> [Directions for this task]: Restate the data below word for word. Skip any images it contains.

§ §

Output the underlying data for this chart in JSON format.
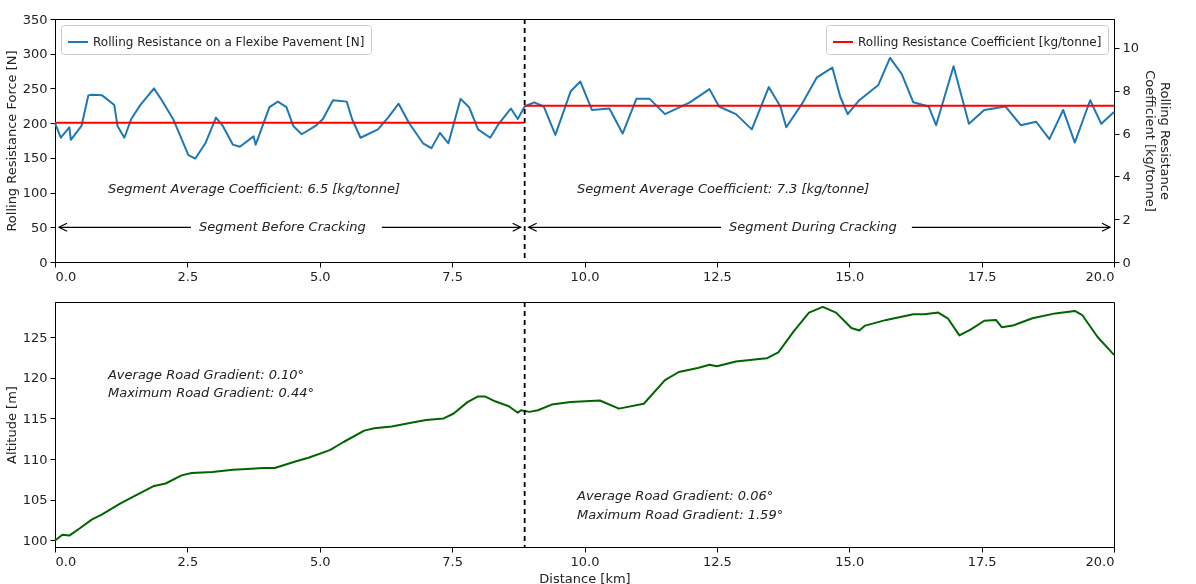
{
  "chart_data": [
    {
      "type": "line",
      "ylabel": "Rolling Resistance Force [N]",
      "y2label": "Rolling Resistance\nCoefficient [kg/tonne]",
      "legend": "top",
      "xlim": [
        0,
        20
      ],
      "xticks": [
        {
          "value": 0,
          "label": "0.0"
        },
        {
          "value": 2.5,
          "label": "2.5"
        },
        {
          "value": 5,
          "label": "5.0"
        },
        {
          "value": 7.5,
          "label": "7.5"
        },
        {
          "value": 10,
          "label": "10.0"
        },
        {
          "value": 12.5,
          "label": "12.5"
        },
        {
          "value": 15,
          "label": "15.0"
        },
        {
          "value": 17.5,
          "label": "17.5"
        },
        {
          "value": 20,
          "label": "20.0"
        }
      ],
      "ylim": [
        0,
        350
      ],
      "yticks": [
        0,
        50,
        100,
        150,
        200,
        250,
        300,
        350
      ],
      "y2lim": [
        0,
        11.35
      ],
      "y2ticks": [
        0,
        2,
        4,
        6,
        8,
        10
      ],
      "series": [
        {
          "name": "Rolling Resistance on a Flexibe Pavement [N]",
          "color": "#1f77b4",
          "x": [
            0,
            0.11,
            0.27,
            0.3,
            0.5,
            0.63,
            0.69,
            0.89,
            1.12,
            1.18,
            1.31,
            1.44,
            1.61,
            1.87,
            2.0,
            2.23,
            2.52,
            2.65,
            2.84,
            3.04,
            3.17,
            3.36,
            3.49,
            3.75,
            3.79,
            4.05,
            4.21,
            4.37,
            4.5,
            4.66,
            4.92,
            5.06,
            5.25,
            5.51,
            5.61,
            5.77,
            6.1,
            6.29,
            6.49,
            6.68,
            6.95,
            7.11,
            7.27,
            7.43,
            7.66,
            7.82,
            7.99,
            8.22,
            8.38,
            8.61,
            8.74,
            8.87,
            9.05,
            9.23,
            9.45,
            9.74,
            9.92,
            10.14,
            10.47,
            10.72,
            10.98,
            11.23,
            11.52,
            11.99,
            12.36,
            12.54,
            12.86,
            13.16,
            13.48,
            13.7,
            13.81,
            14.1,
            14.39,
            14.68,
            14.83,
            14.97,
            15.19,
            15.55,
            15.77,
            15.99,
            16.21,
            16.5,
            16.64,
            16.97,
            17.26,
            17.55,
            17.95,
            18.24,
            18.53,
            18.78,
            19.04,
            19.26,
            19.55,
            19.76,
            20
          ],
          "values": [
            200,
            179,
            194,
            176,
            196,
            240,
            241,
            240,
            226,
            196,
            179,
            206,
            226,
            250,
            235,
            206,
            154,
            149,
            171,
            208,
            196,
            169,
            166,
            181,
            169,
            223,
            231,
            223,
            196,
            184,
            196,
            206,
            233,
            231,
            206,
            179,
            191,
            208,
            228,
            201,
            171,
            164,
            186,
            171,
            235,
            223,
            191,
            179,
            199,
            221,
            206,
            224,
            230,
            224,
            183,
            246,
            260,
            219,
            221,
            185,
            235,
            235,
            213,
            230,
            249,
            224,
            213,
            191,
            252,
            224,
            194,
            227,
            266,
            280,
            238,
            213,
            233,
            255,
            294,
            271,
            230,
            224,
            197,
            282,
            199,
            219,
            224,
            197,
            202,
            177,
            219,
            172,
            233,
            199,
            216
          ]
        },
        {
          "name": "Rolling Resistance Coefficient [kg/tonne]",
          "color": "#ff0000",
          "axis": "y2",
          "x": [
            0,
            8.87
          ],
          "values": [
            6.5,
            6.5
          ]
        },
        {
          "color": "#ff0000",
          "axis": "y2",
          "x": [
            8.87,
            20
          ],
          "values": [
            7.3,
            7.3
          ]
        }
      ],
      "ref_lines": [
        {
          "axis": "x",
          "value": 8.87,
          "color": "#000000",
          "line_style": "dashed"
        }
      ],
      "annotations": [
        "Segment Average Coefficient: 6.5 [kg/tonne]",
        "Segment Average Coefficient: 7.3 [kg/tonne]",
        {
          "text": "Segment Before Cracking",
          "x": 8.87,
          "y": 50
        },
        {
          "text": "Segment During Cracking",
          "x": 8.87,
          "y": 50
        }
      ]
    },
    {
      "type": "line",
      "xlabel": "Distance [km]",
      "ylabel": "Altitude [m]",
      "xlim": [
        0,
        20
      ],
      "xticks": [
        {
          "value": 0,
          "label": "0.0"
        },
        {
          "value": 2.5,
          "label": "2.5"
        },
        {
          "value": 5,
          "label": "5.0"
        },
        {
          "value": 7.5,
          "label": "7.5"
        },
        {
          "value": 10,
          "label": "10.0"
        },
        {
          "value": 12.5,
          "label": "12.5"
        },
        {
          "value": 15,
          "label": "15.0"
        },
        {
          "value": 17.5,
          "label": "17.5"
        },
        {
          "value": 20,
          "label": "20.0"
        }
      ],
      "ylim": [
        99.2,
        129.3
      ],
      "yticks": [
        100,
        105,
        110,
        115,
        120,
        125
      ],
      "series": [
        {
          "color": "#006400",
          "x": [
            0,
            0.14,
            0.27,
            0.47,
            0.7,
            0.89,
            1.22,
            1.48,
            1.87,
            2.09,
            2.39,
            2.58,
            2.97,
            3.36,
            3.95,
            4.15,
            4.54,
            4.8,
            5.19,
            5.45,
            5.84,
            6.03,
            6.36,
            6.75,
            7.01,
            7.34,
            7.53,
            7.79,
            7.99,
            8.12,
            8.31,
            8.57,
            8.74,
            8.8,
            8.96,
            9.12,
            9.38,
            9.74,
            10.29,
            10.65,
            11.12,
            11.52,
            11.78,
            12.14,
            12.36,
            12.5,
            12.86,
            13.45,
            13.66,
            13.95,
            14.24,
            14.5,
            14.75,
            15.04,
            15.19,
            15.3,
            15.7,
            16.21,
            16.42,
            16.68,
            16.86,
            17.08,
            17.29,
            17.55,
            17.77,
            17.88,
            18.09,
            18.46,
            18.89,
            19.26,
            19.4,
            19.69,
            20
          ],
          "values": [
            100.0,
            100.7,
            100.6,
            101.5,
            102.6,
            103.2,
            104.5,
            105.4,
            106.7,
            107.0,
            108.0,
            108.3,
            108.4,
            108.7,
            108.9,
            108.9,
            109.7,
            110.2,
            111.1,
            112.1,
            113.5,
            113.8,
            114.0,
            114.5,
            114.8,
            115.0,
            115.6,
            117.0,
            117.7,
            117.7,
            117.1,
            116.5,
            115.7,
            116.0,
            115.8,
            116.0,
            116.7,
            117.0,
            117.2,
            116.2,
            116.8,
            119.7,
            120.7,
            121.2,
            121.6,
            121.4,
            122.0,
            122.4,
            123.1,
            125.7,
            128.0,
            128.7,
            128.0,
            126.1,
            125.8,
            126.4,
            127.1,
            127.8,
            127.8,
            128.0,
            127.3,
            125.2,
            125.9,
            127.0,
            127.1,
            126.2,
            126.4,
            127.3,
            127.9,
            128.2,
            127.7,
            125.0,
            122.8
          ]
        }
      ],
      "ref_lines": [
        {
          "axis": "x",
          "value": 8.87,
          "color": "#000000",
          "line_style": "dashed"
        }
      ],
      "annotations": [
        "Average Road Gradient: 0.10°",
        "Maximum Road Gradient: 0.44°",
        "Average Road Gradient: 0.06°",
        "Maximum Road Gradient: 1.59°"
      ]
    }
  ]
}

§ §

> [Completed task]:
Output the underlying data for this chart in JSON format.
{
  "chart_data": [
    {
      "type": "line",
      "ylabel": "Rolling Resistance Force [N]",
      "y2label": "Rolling Resistance\nCoefficient [kg/tonne]",
      "legend": "top",
      "xlim": [
        0,
        20
      ],
      "xticks": [
        {
          "value": 0,
          "label": "0.0"
        },
        {
          "value": 2.5,
          "label": "2.5"
        },
        {
          "value": 5,
          "label": "5.0"
        },
        {
          "value": 7.5,
          "label": "7.5"
        },
        {
          "value": 10,
          "label": "10.0"
        },
        {
          "value": 12.5,
          "label": "12.5"
        },
        {
          "value": 15,
          "label": "15.0"
        },
        {
          "value": 17.5,
          "label": "17.5"
        },
        {
          "value": 20,
          "label": "20.0"
        }
      ],
      "ylim": [
        0,
        350
      ],
      "yticks": [
        0,
        50,
        100,
        150,
        200,
        250,
        300,
        350
      ],
      "y2lim": [
        0,
        11.35
      ],
      "y2ticks": [
        0,
        2,
        4,
        6,
        8,
        10
      ],
      "series": [
        {
          "name": "Rolling Resistance on a Flexibe Pavement [N]",
          "color": "#1f77b4",
          "x": [
            0,
            0.11,
            0.27,
            0.3,
            0.5,
            0.63,
            0.69,
            0.89,
            1.12,
            1.18,
            1.31,
            1.44,
            1.61,
            1.87,
            2.0,
            2.23,
            2.52,
            2.65,
            2.84,
            3.04,
            3.17,
            3.36,
            3.49,
            3.75,
            3.79,
            4.05,
            4.21,
            4.37,
            4.5,
            4.66,
            4.92,
            5.06,
            5.25,
            5.51,
            5.61,
            5.77,
            6.1,
            6.29,
            6.49,
            6.68,
            6.95,
            7.11,
            7.27,
            7.43,
            7.66,
            7.82,
            7.99,
            8.22,
            8.38,
            8.61,
            8.74,
            8.87,
            9.05,
            9.23,
            9.45,
            9.74,
            9.92,
            10.14,
            10.47,
            10.72,
            10.98,
            11.23,
            11.52,
            11.99,
            12.36,
            12.54,
            12.86,
            13.16,
            13.48,
            13.7,
            13.81,
            14.1,
            14.39,
            14.68,
            14.83,
            14.97,
            15.19,
            15.55,
            15.77,
            15.99,
            16.21,
            16.5,
            16.64,
            16.97,
            17.26,
            17.55,
            17.95,
            18.24,
            18.53,
            18.78,
            19.04,
            19.26,
            19.55,
            19.76,
            20
          ],
          "values": [
            200,
            179,
            194,
            176,
            196,
            240,
            241,
            240,
            226,
            196,
            179,
            206,
            226,
            250,
            235,
            206,
            154,
            149,
            171,
            208,
            196,
            169,
            166,
            181,
            169,
            223,
            231,
            223,
            196,
            184,
            196,
            206,
            233,
            231,
            206,
            179,
            191,
            208,
            228,
            201,
            171,
            164,
            186,
            171,
            235,
            223,
            191,
            179,
            199,
            221,
            206,
            224,
            230,
            224,
            183,
            246,
            260,
            219,
            221,
            185,
            235,
            235,
            213,
            230,
            249,
            224,
            213,
            191,
            252,
            224,
            194,
            227,
            266,
            280,
            238,
            213,
            233,
            255,
            294,
            271,
            230,
            224,
            197,
            282,
            199,
            219,
            224,
            197,
            202,
            177,
            219,
            172,
            233,
            199,
            216
          ]
        },
        {
          "name": "Rolling Resistance Coefficient [kg/tonne]",
          "color": "#ff0000",
          "axis": "y2",
          "x": [
            0,
            8.87
          ],
          "values": [
            6.5,
            6.5
          ]
        },
        {
          "color": "#ff0000",
          "axis": "y2",
          "x": [
            8.87,
            20
          ],
          "values": [
            7.3,
            7.3
          ]
        }
      ],
      "ref_lines": [
        {
          "axis": "x",
          "value": 8.87,
          "color": "#000000",
          "line_style": "dashed"
        }
      ],
      "annotations": [
        "Segment Average Coefficient: 6.5 [kg/tonne]",
        "Segment Average Coefficient: 7.3 [kg/tonne]",
        {
          "text": "Segment Before Cracking",
          "x": 8.87,
          "y": 50
        },
        {
          "text": "Segment During Cracking",
          "x": 8.87,
          "y": 50
        }
      ]
    },
    {
      "type": "line",
      "xlabel": "Distance [km]",
      "ylabel": "Altitude [m]",
      "xlim": [
        0,
        20
      ],
      "xticks": [
        {
          "value": 0,
          "label": "0.0"
        },
        {
          "value": 2.5,
          "label": "2.5"
        },
        {
          "value": 5,
          "label": "5.0"
        },
        {
          "value": 7.5,
          "label": "7.5"
        },
        {
          "value": 10,
          "label": "10.0"
        },
        {
          "value": 12.5,
          "label": "12.5"
        },
        {
          "value": 15,
          "label": "15.0"
        },
        {
          "value": 17.5,
          "label": "17.5"
        },
        {
          "value": 20,
          "label": "20.0"
        }
      ],
      "ylim": [
        99.2,
        129.3
      ],
      "yticks": [
        100,
        105,
        110,
        115,
        120,
        125
      ],
      "series": [
        {
          "color": "#006400",
          "x": [
            0,
            0.14,
            0.27,
            0.47,
            0.7,
            0.89,
            1.22,
            1.48,
            1.87,
            2.09,
            2.39,
            2.58,
            2.97,
            3.36,
            3.95,
            4.15,
            4.54,
            4.8,
            5.19,
            5.45,
            5.84,
            6.03,
            6.36,
            6.75,
            7.01,
            7.34,
            7.53,
            7.79,
            7.99,
            8.12,
            8.31,
            8.57,
            8.74,
            8.8,
            8.96,
            9.12,
            9.38,
            9.74,
            10.29,
            10.65,
            11.12,
            11.52,
            11.78,
            12.14,
            12.36,
            12.5,
            12.86,
            13.45,
            13.66,
            13.95,
            14.24,
            14.5,
            14.75,
            15.04,
            15.19,
            15.3,
            15.7,
            16.21,
            16.42,
            16.68,
            16.86,
            17.08,
            17.29,
            17.55,
            17.77,
            17.88,
            18.09,
            18.46,
            18.89,
            19.26,
            19.4,
            19.69,
            20
          ],
          "values": [
            100.0,
            100.7,
            100.6,
            101.5,
            102.6,
            103.2,
            104.5,
            105.4,
            106.7,
            107.0,
            108.0,
            108.3,
            108.4,
            108.7,
            108.9,
            108.9,
            109.7,
            110.2,
            111.1,
            112.1,
            113.5,
            113.8,
            114.0,
            114.5,
            114.8,
            115.0,
            115.6,
            117.0,
            117.7,
            117.7,
            117.1,
            116.5,
            115.7,
            116.0,
            115.8,
            116.0,
            116.7,
            117.0,
            117.2,
            116.2,
            116.8,
            119.7,
            120.7,
            121.2,
            121.6,
            121.4,
            122.0,
            122.4,
            123.1,
            125.7,
            128.0,
            128.7,
            128.0,
            126.1,
            125.8,
            126.4,
            127.1,
            127.8,
            127.8,
            128.0,
            127.3,
            125.2,
            125.9,
            127.0,
            127.1,
            126.2,
            126.4,
            127.3,
            127.9,
            128.2,
            127.7,
            125.0,
            122.8
          ]
        }
      ],
      "ref_lines": [
        {
          "axis": "x",
          "value": 8.87,
          "color": "#000000",
          "line_style": "dashed"
        }
      ],
      "annotations": [
        "Average Road Gradient: 0.10°",
        "Maximum Road Gradient: 0.44°",
        "Average Road Gradient: 0.06°",
        "Maximum Road Gradient: 1.59°"
      ]
    }
  ]
}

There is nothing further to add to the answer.